→ What the exercise asks
Are you able to retype all the records below exactly?

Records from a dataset
##########

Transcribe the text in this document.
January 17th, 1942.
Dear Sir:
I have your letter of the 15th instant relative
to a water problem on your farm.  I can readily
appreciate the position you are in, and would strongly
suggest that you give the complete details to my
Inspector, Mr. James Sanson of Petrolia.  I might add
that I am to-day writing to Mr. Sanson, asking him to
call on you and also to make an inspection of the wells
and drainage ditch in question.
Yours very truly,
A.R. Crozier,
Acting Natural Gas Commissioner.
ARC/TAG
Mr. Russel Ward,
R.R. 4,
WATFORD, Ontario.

##########

→ Full solution
Transcribe the text in this document.
January 17th, 1942.
Dear Sir:
I have your letter of the 15th instant relative
to a water problem on your farm.  I can readily
appreciate the position you are in, and would strongly
suggest that you give the complete details to my
Inspector, Mr. James Sanson of Petrolia.  I might add
that I am to-day writing to Mr. Sanson, asking him to
call on you and also to make an inspection of the wells
and drainage ditch in question.
Yours very truly,
A.R. Crozier,
Acting Natural Gas Commissioner.
ARC/TAG
Mr. Russel Ward,
R.R. 4,
WATFORD, Ontario.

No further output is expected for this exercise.